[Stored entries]
════════
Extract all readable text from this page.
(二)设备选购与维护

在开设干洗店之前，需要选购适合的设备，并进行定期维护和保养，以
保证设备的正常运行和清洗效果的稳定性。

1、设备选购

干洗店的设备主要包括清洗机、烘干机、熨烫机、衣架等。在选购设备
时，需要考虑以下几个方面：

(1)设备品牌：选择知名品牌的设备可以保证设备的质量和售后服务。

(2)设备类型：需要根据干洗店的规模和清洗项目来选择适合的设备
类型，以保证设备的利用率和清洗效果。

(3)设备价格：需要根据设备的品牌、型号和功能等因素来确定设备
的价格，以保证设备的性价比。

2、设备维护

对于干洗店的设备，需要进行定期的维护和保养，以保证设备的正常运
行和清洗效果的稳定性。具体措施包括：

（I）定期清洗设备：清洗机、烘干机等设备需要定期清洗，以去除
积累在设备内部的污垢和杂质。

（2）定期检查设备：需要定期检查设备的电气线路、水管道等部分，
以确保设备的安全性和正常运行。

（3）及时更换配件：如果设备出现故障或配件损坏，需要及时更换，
════════
## Problem requirements
Every line above should be written out again exactly as it stands.

## Completed exercise
Extract all readable text from this page.
(二)设备选购与维护

在开设干洗店之前，需要选购适合的设备，并进行定期维护和保养，以
保证设备的正常运行和清洗效果的稳定性。

1、设备选购

干洗店的设备主要包括清洗机、烘干机、熨烫机、衣架等。在选购设备
时，需要考虑以下几个方面：

(1)设备品牌：选择知名品牌的设备可以保证设备的质量和售后服务。

(2)设备类型：需要根据干洗店的规模和清洗项目来选择适合的设备
类型，以保证设备的利用率和清洗效果。

(3)设备价格：需要根据设备的品牌、型号和功能等因素来确定设备
的价格，以保证设备的性价比。

2、设备维护

对于干洗店的设备，需要进行定期的维护和保养，以保证设备的正常运
行和清洗效果的稳定性。具体措施包括：

（I）定期清洗设备：清洗机、烘干机等设备需要定期清洗，以去除
积累在设备内部的污垢和杂质。

（2）定期检查设备：需要定期检查设备的电气线路、水管道等部分，
以确保设备的安全性和正常运行。

（3）及时更换配件：如果设备出现故障或配件损坏，需要及时更换，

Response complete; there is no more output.